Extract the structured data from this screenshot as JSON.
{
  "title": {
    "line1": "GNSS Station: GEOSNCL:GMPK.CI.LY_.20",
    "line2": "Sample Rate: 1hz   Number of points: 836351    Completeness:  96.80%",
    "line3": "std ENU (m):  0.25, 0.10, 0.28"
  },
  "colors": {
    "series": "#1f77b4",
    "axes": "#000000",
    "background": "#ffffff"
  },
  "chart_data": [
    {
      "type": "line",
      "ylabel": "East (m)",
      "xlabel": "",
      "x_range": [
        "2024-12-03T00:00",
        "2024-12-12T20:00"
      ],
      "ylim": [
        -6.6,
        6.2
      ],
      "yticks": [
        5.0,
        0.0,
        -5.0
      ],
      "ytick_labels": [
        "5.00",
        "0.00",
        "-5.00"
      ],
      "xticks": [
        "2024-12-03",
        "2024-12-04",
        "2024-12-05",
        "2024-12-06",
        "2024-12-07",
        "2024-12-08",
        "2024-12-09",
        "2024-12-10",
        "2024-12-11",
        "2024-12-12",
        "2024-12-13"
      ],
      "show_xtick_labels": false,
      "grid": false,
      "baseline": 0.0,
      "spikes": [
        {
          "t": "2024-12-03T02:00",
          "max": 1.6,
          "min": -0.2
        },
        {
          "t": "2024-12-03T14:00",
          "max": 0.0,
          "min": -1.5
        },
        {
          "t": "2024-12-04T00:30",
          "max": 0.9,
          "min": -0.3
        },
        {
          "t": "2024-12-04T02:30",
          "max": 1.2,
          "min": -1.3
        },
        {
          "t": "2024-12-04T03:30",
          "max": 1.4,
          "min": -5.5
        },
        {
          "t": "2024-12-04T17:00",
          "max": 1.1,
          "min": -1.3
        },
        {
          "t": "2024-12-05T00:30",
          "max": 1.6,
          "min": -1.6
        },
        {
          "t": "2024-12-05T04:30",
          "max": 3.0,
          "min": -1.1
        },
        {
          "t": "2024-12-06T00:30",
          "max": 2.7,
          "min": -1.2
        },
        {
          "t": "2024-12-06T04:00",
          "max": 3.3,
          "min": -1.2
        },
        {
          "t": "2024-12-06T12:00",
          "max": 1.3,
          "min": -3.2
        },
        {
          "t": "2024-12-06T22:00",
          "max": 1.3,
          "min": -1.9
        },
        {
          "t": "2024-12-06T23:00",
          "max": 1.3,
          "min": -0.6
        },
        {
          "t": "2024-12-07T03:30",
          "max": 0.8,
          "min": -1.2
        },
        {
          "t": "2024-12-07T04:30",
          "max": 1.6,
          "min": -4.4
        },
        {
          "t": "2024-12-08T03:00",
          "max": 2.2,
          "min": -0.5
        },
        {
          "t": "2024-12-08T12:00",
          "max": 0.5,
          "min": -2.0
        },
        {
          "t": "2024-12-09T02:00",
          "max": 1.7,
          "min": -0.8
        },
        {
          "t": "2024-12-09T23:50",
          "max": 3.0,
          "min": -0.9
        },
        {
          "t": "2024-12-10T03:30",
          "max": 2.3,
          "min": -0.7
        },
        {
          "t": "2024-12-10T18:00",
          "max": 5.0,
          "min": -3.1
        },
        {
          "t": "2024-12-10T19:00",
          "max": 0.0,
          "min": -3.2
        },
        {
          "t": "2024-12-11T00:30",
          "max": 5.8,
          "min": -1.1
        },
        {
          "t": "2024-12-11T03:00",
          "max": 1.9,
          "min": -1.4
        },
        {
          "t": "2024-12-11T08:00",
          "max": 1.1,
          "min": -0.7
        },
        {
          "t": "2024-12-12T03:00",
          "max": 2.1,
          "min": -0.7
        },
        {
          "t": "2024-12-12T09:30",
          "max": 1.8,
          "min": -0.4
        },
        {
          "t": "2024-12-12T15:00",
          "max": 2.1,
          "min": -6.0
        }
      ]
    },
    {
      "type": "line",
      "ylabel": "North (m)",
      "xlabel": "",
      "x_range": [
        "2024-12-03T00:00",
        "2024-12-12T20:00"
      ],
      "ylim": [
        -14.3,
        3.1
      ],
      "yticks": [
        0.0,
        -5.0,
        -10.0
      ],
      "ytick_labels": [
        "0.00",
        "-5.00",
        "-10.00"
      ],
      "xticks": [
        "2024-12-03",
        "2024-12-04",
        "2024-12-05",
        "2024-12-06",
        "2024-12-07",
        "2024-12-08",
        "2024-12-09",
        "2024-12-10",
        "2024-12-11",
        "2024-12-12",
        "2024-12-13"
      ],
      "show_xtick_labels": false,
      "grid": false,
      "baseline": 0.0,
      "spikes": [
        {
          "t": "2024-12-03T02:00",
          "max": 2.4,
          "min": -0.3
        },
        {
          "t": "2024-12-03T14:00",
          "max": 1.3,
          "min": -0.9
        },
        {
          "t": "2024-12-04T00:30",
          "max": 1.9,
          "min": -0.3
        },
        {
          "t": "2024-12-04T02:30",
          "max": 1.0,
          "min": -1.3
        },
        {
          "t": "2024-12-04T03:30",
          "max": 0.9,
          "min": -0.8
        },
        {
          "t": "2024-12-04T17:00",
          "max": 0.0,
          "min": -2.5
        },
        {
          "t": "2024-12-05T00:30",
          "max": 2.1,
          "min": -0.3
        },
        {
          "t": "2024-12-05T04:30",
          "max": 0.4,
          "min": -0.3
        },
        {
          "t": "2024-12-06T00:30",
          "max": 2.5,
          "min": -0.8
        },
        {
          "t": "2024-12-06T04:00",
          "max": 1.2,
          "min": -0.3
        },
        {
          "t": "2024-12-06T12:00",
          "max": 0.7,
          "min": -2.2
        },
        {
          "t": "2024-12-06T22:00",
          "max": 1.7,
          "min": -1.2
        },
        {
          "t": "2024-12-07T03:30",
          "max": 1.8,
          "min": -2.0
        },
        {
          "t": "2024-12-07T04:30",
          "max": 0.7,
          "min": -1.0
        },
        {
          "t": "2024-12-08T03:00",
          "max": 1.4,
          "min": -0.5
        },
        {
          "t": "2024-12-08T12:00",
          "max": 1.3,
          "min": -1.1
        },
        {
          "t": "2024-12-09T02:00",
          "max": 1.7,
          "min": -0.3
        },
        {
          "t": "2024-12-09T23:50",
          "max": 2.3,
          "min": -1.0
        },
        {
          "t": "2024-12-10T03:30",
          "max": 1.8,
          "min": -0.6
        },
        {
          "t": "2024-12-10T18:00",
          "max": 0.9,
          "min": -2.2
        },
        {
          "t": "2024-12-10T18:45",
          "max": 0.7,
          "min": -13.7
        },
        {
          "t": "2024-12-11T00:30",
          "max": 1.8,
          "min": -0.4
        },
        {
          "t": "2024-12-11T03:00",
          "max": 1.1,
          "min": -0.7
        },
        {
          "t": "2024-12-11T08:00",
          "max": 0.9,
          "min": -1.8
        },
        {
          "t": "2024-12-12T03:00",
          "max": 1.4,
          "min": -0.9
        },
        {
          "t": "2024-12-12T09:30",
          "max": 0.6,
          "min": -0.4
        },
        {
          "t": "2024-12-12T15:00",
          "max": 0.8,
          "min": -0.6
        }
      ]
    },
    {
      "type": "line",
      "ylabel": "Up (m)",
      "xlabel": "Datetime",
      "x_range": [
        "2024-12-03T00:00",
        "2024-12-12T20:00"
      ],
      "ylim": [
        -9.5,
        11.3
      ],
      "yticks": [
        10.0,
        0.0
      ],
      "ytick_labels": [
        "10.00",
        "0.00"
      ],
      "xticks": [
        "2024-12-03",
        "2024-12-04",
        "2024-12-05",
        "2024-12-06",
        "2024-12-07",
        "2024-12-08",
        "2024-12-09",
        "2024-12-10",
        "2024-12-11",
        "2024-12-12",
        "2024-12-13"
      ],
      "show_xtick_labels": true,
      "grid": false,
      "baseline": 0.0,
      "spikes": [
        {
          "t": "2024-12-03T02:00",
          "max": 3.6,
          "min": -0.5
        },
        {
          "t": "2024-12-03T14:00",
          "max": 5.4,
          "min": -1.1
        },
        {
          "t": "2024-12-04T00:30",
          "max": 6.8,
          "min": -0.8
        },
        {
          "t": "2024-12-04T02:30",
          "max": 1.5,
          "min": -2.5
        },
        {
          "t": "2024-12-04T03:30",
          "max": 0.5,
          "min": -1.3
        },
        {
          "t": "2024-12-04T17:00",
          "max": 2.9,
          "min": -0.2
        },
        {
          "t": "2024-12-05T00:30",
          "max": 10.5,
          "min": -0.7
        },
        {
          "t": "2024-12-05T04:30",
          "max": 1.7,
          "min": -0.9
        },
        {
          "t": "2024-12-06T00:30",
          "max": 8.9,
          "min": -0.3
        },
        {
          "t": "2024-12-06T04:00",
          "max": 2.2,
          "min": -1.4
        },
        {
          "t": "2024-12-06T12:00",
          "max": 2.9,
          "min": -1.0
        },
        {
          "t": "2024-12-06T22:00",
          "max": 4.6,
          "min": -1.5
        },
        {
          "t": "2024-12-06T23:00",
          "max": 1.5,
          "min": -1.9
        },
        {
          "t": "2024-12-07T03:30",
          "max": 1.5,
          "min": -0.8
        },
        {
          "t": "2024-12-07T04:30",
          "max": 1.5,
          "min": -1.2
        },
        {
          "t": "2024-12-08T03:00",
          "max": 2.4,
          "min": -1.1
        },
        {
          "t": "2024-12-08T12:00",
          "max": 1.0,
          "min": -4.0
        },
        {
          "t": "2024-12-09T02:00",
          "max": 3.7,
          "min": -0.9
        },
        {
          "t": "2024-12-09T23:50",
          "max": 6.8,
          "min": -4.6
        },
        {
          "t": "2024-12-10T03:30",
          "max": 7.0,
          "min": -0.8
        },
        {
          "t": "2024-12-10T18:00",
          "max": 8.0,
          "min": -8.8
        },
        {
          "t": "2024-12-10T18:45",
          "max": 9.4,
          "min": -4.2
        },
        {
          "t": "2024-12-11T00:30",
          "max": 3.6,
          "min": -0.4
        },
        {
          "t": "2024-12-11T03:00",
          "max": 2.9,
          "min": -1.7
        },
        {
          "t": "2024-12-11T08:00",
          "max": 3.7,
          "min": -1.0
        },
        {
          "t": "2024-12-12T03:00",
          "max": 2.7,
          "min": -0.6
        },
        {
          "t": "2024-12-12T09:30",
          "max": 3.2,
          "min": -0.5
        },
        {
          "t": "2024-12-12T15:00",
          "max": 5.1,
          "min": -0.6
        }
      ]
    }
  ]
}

== TASK DETAILS ==
Only a number is wanted: how many lines of the material above hold "ylabel"?

== WRITTEN RESPONSE ==
3